### Problem details:
Search the records for the word "image" and pick out every line that has it.

########################################

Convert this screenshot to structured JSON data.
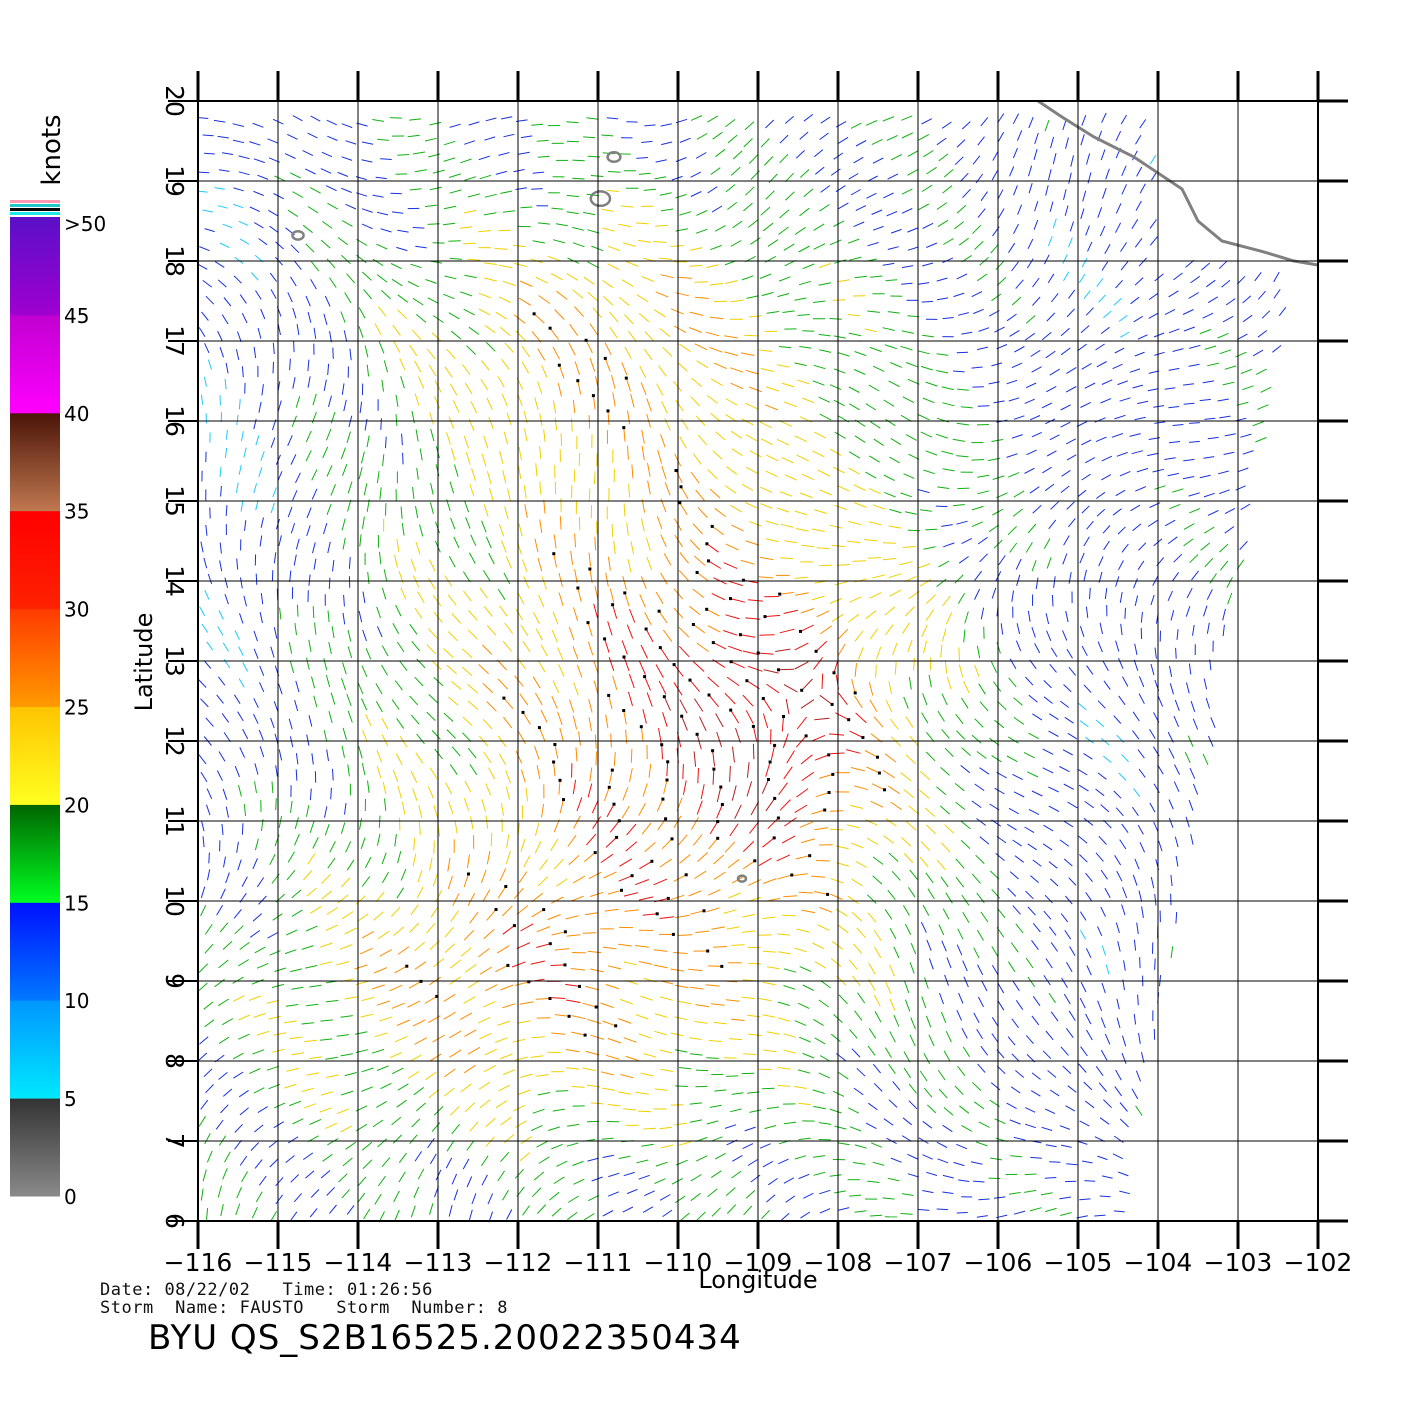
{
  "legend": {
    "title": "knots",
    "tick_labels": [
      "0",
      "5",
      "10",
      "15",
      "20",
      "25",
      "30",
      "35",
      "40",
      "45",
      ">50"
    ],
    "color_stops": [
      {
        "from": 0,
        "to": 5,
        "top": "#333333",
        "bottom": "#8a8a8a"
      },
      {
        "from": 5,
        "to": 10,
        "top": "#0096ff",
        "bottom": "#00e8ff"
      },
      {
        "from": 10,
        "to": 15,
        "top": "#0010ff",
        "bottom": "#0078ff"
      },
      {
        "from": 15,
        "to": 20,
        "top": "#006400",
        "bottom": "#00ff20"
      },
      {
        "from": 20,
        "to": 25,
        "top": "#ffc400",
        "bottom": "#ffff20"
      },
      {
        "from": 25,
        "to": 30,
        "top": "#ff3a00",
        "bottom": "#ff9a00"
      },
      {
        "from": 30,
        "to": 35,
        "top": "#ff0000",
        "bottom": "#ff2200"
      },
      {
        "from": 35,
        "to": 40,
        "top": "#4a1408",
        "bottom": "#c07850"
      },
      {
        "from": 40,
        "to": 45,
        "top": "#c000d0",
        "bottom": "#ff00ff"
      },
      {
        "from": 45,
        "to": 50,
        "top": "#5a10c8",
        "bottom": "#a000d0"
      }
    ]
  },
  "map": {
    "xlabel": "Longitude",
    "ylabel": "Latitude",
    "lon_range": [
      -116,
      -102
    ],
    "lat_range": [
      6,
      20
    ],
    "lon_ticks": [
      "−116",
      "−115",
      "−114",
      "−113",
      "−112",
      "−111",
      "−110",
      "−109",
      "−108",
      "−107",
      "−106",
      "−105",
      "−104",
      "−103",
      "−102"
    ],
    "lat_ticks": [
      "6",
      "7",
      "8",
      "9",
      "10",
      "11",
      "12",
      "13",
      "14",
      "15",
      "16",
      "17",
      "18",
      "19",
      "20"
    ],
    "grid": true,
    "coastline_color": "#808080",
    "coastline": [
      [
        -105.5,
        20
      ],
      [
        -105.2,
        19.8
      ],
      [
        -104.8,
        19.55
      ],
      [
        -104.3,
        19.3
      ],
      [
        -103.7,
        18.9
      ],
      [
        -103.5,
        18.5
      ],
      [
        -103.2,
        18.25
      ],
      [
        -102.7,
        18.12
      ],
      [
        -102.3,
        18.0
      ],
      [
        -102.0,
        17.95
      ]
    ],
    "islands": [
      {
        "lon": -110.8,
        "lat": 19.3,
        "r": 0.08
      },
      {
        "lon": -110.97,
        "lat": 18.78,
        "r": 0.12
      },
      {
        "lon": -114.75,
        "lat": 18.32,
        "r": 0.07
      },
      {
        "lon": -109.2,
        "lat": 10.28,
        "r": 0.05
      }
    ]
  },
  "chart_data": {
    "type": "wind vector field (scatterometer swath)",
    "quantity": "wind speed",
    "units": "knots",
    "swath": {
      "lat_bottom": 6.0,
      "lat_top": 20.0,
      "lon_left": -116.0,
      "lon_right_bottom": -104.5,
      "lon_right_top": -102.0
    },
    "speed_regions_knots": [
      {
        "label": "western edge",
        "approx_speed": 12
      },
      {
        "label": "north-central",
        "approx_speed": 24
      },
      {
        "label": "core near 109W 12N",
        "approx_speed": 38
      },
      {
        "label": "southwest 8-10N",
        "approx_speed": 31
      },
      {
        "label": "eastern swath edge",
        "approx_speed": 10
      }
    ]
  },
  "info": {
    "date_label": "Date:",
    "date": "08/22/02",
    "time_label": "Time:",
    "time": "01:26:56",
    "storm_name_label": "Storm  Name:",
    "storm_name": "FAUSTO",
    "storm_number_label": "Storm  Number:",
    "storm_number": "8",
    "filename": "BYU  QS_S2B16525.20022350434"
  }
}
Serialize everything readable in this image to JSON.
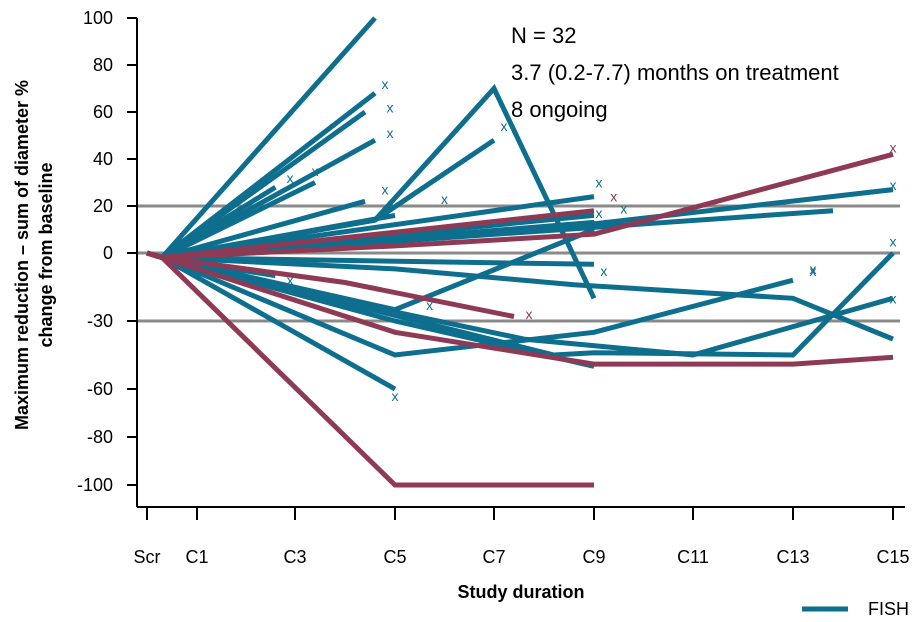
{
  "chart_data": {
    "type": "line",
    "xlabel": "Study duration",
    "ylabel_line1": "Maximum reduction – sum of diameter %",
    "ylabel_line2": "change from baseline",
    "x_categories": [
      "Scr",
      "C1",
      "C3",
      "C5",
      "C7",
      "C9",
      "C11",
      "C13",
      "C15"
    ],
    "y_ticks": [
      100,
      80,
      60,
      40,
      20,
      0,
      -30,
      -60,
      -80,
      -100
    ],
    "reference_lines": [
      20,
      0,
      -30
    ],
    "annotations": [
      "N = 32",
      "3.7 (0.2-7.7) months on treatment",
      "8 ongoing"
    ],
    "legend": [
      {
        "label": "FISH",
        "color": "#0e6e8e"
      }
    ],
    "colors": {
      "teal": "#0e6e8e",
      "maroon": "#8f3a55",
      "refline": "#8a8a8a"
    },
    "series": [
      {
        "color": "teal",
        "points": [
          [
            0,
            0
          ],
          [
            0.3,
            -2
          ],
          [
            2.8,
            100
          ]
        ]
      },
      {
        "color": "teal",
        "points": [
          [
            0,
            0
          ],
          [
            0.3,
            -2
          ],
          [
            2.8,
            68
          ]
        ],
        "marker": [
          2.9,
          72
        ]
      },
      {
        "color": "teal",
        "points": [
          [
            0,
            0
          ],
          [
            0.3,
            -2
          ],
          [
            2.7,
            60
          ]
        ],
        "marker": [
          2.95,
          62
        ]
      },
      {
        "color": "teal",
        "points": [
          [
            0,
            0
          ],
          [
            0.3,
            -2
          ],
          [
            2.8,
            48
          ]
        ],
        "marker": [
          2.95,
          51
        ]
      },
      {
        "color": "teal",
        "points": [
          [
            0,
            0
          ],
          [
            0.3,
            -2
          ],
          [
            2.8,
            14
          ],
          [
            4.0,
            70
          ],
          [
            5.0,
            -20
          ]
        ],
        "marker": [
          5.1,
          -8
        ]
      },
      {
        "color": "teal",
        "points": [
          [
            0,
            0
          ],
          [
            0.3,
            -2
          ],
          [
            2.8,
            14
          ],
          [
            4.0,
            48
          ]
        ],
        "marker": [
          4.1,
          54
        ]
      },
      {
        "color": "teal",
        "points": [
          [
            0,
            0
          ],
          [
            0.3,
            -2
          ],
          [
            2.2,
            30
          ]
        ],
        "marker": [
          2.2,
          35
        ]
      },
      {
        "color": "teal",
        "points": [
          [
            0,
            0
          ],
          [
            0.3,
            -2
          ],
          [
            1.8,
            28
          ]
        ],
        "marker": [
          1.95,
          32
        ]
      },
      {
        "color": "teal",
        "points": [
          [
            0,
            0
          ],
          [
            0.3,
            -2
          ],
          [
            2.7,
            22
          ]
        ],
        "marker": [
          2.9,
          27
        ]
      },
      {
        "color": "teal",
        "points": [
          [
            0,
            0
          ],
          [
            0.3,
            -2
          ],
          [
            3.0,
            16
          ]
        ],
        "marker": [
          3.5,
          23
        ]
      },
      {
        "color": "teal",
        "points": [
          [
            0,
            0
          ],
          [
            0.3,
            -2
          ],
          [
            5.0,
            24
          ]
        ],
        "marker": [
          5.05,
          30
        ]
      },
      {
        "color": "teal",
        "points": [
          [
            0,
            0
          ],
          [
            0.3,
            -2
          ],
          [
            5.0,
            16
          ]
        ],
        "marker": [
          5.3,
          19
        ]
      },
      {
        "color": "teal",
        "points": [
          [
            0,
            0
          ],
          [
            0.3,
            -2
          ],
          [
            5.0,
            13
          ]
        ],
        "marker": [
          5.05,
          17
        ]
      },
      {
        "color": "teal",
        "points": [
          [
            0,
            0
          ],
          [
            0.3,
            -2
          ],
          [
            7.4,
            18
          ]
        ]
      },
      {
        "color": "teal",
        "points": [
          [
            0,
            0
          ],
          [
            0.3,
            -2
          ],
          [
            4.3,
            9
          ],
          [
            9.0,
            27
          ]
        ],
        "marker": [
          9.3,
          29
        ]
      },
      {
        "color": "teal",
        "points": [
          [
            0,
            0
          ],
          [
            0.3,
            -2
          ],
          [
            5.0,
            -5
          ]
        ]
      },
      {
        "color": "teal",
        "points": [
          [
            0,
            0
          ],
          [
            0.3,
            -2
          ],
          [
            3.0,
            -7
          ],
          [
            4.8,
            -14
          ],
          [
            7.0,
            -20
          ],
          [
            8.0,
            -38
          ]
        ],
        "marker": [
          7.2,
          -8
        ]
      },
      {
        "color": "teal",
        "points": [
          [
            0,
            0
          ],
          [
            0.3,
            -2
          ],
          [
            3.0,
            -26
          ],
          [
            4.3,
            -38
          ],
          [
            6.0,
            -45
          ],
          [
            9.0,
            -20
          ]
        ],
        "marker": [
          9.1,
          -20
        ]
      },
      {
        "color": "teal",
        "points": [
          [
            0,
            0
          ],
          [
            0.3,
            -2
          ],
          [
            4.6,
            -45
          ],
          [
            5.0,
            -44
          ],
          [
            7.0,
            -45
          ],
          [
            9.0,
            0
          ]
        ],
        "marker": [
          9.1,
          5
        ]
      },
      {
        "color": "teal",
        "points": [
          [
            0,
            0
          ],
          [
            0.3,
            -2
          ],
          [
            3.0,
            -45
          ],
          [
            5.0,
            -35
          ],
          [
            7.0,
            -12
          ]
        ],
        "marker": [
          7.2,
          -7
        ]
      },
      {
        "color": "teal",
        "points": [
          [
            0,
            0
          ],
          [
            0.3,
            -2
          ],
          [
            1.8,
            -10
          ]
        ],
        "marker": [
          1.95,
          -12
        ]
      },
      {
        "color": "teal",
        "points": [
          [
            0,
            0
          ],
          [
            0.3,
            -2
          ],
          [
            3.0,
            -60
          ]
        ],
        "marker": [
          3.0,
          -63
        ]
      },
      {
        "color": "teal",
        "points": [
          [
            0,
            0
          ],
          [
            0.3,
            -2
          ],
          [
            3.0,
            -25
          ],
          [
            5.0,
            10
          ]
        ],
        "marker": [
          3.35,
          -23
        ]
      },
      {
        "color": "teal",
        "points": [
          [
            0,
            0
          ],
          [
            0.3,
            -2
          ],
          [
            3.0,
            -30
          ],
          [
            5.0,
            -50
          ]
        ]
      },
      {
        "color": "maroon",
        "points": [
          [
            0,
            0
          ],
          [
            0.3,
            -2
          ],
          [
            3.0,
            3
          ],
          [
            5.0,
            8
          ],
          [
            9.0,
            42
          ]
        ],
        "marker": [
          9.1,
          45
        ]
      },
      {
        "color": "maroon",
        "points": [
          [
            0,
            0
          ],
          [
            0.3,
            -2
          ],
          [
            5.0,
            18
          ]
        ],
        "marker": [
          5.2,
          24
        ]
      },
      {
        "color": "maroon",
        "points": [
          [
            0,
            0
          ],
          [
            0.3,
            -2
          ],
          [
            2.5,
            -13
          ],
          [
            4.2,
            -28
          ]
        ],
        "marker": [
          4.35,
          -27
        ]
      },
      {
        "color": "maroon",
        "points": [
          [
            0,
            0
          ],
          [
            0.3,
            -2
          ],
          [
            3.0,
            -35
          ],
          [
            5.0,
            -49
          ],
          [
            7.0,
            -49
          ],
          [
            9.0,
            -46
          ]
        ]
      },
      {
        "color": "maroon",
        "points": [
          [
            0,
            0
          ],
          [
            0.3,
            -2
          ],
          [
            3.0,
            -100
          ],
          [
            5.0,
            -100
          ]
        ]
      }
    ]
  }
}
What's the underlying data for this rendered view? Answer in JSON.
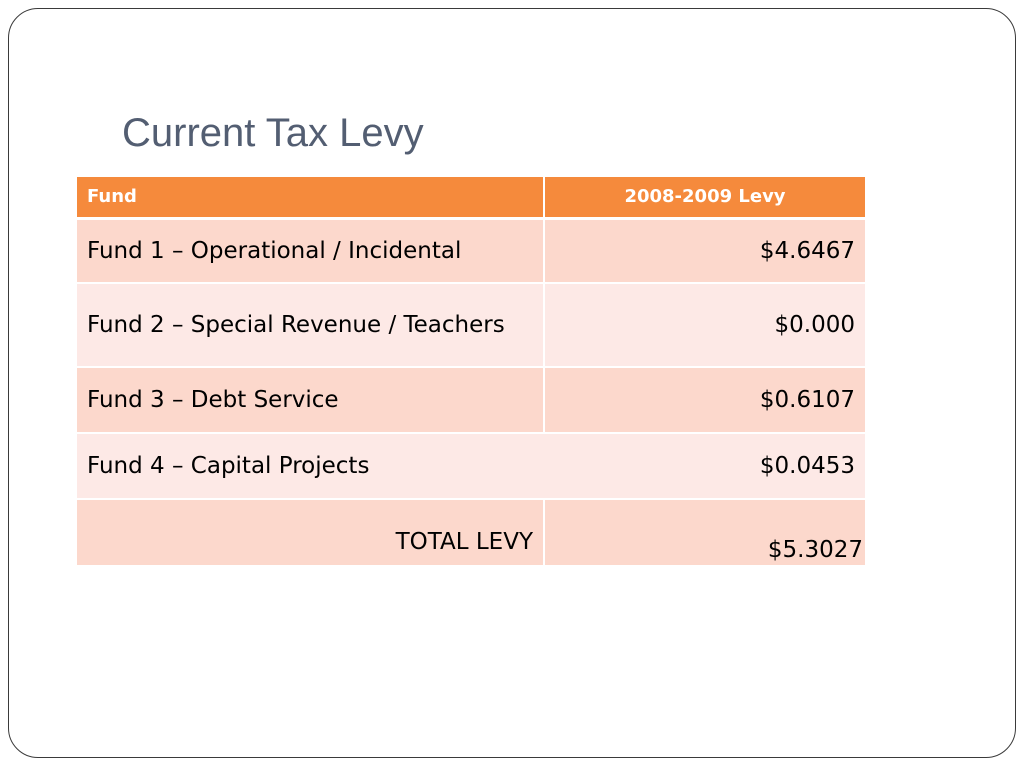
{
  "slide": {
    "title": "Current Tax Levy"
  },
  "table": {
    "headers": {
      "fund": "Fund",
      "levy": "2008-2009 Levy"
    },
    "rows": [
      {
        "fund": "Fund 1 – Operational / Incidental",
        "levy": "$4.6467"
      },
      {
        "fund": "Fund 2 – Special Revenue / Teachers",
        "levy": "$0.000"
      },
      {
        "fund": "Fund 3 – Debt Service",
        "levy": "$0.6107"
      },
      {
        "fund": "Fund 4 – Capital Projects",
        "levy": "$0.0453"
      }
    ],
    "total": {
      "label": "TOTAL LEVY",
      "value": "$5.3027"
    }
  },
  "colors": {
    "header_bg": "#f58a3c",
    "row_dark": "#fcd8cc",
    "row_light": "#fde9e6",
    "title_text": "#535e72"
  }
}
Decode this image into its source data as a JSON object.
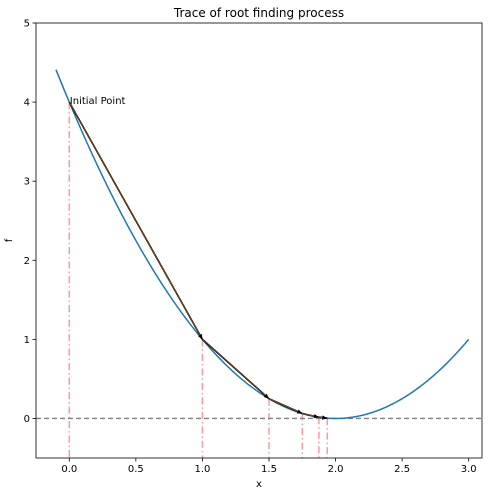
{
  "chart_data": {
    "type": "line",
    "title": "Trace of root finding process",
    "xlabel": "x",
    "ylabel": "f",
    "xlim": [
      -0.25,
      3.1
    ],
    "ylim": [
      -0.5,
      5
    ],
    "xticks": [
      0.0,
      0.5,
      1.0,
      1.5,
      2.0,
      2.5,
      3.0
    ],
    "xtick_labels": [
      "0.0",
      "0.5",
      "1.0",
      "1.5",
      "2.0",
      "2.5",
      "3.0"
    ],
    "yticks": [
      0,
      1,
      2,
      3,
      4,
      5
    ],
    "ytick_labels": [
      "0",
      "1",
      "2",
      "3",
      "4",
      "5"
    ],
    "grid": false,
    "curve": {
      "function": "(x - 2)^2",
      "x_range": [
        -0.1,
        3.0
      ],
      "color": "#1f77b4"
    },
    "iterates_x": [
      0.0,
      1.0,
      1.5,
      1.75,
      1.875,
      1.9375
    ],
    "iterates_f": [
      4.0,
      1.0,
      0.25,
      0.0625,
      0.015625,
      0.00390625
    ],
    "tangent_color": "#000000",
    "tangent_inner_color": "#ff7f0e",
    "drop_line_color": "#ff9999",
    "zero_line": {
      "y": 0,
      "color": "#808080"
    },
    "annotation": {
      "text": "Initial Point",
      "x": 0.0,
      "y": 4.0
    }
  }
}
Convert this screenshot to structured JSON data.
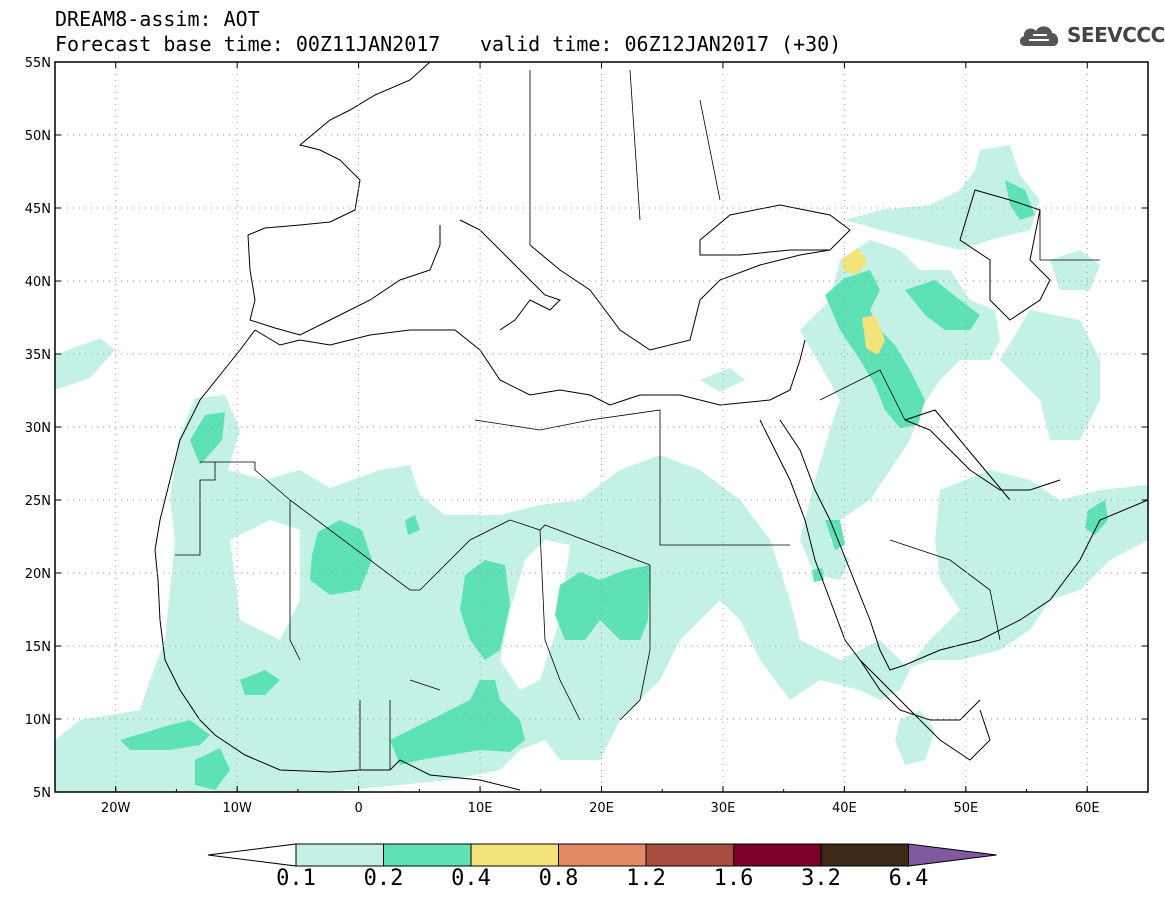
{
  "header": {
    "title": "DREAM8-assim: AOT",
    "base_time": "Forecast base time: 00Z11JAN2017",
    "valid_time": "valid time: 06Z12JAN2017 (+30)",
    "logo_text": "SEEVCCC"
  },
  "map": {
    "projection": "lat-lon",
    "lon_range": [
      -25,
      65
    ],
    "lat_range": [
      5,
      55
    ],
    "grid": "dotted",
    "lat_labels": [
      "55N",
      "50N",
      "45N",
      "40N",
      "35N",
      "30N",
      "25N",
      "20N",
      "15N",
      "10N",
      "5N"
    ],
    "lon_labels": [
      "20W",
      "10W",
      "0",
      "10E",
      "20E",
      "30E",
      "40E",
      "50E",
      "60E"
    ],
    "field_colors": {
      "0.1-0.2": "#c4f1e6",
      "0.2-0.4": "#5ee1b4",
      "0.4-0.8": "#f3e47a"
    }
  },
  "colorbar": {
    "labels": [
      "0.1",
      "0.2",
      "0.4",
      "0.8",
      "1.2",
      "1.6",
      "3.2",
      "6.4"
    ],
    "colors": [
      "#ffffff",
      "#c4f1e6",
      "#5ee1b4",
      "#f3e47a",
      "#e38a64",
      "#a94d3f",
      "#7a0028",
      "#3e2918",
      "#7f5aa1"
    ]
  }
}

########################################

### Output of the task:
Serialize everything readable in this image to JSON.
Decode this image into its source data as a JSON object.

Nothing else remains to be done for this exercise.